§ **The request**: Find the number of lines in these records where the word "Last" appears. Reply with that number and nothing more.

----------------

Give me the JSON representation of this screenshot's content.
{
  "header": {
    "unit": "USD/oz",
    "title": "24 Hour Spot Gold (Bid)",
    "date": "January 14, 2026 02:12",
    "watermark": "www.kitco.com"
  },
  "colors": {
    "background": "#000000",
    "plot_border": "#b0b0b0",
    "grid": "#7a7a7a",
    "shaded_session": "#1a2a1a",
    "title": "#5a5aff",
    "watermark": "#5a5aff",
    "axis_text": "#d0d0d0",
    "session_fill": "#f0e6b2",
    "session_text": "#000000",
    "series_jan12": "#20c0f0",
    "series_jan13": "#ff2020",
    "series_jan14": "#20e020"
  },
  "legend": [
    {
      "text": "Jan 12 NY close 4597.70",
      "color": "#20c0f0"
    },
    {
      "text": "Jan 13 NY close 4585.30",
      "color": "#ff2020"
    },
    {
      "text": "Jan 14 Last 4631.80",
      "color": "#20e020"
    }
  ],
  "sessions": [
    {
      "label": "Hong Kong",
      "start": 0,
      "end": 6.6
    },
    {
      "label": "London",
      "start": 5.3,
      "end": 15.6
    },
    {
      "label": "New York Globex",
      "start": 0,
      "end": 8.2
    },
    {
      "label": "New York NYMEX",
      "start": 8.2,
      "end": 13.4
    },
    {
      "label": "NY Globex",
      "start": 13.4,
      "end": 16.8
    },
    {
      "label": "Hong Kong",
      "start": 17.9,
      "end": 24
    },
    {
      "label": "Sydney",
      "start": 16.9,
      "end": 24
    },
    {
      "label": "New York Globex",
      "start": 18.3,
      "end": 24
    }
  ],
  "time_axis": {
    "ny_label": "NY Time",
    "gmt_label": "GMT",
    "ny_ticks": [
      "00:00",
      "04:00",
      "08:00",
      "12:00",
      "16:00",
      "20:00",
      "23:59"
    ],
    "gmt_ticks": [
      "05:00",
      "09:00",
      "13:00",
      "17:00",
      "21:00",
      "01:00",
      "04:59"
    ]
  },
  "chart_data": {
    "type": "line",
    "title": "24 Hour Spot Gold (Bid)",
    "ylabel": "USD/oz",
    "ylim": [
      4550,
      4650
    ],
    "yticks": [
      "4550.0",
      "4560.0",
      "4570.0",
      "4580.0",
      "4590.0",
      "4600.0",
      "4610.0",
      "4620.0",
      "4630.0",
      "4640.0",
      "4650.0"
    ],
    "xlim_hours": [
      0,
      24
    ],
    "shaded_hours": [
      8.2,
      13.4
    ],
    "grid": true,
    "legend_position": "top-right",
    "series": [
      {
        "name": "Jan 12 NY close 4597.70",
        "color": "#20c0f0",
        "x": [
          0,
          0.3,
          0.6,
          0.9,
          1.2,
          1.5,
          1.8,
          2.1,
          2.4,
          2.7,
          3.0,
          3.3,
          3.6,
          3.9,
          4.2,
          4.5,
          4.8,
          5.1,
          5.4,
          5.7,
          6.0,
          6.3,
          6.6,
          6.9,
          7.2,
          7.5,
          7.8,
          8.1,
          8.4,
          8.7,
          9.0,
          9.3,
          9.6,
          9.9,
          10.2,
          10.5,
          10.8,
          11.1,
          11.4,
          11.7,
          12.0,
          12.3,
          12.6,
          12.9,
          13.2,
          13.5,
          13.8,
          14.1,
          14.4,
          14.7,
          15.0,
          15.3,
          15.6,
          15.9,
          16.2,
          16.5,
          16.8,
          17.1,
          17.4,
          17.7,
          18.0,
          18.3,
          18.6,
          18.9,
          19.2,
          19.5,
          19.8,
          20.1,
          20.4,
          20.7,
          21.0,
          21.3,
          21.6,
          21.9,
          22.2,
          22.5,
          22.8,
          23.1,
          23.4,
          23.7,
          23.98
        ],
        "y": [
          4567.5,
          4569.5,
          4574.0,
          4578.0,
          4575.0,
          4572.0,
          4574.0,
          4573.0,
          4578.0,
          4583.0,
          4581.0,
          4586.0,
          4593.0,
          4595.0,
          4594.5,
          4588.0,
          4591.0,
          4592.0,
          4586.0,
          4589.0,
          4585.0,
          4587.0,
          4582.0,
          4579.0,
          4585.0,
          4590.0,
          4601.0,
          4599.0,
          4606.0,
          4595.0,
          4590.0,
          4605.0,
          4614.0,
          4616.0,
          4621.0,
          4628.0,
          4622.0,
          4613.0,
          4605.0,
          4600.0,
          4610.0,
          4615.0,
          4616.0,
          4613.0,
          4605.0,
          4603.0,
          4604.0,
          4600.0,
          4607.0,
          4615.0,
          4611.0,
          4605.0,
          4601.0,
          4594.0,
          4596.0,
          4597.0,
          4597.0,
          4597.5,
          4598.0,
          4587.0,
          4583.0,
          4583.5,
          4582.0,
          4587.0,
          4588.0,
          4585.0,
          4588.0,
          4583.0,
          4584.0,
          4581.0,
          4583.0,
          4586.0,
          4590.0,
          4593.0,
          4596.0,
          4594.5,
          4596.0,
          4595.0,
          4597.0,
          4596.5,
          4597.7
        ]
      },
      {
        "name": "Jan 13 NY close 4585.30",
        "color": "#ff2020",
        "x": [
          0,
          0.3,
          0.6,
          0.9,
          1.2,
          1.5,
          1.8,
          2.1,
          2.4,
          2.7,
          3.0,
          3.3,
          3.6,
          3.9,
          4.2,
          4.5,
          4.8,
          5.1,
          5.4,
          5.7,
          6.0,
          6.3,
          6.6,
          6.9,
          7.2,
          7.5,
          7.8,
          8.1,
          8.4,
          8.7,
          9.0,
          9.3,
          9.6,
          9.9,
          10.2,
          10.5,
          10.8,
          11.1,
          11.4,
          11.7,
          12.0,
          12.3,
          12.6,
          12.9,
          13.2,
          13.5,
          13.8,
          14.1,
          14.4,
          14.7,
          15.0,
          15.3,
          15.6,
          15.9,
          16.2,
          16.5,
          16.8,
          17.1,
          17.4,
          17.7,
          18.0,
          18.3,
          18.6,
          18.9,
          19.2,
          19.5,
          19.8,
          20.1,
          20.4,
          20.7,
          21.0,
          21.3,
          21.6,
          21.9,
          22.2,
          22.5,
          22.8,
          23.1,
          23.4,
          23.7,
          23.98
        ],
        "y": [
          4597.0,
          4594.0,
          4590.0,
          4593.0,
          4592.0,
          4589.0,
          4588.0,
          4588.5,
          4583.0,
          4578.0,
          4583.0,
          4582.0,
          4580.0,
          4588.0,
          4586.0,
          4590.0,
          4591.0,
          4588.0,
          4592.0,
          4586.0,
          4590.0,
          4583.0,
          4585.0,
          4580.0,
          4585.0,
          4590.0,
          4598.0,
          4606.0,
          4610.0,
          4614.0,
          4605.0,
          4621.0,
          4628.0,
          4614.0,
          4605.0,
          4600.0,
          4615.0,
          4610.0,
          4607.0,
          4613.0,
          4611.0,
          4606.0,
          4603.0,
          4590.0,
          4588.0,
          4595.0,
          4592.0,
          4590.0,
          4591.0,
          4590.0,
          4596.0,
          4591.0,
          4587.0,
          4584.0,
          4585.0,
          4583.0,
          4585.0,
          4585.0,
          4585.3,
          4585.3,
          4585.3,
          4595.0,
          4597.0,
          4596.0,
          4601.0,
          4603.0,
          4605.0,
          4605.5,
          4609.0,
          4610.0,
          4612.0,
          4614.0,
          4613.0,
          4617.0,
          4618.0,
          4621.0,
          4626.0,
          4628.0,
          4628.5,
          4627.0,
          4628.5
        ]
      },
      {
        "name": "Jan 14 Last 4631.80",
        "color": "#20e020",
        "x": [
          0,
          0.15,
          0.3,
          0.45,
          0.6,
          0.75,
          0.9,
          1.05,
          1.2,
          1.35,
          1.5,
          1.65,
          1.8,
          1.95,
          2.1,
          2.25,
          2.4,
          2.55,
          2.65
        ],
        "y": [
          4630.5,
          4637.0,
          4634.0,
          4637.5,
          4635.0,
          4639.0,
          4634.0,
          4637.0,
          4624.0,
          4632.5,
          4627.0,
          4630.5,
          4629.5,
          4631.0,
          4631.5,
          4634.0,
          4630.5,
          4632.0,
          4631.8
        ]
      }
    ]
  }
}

----------------

§ **Correct response**: 2